-- START Data shown --

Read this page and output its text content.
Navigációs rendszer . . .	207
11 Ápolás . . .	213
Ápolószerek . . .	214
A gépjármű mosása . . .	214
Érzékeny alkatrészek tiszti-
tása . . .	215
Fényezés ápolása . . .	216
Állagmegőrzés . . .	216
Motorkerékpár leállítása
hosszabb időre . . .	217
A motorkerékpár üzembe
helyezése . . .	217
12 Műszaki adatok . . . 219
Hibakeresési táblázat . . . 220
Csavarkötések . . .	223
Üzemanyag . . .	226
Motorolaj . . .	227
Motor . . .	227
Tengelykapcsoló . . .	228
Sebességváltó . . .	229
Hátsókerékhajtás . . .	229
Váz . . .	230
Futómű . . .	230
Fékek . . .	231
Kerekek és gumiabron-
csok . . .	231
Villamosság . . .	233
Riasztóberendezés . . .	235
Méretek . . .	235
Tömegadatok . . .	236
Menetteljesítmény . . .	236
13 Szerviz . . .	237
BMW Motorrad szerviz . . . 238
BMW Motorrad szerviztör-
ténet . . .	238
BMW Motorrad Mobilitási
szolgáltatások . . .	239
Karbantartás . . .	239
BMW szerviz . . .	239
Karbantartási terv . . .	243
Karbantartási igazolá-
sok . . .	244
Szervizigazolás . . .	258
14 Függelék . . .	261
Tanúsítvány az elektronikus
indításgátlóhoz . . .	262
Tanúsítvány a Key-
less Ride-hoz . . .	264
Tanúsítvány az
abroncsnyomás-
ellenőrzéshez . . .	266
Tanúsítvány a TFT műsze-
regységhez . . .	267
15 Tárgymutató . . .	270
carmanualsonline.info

-- END Data shown --

* Task directions *
Go through the listing and copy all of it exactly.

* Solution to this exercise *
Read this page and output its text content.
Navigációs rendszer . . .	207
11 Ápolás . . .	213
Ápolószerek . . .	214
A gépjármű mosása . . .	214
Érzékeny alkatrészek tiszti-
tása . . .	215
Fényezés ápolása . . .	216
Állagmegőrzés . . .	216
Motorkerékpár leállítása
hosszabb időre . . .	217
A motorkerékpár üzembe
helyezése . . .	217
12 Műszaki adatok . . . 219
Hibakeresési táblázat . . . 220
Csavarkötések . . .	223
Üzemanyag . . .	226
Motorolaj . . .	227
Motor . . .	227
Tengelykapcsoló . . .	228
Sebességváltó . . .	229
Hátsókerékhajtás . . .	229
Váz . . .	230
Futómű . . .	230
Fékek . . .	231
Kerekek és gumiabron-
csok . . .	231
Villamosság . . .	233
Riasztóberendezés . . .	235
Méretek . . .	235
Tömegadatok . . .	236
Menetteljesítmény . . .	236
13 Szerviz . . .	237
BMW Motorrad szerviz . . . 238
BMW Motorrad szerviztör-
ténet . . .	238
BMW Motorrad Mobilitási
szolgáltatások . . .	239
Karbantartás . . .	239
BMW szerviz . . .	239
Karbantartási terv . . .	243
Karbantartási igazolá-
sok . . .	244
Szervizigazolás . . .	258
14 Függelék . . .	261
Tanúsítvány az elektronikus
indításgátlóhoz . . .	262
Tanúsítvány a Key-
less Ride-hoz . . .	264
Tanúsítvány az
abroncsnyomás-
ellenőrzéshez . . .	266
Tanúsítvány a TFT műsze-
regységhez . . .	267
15 Tárgymutató . . .	270
carmanualsonline.info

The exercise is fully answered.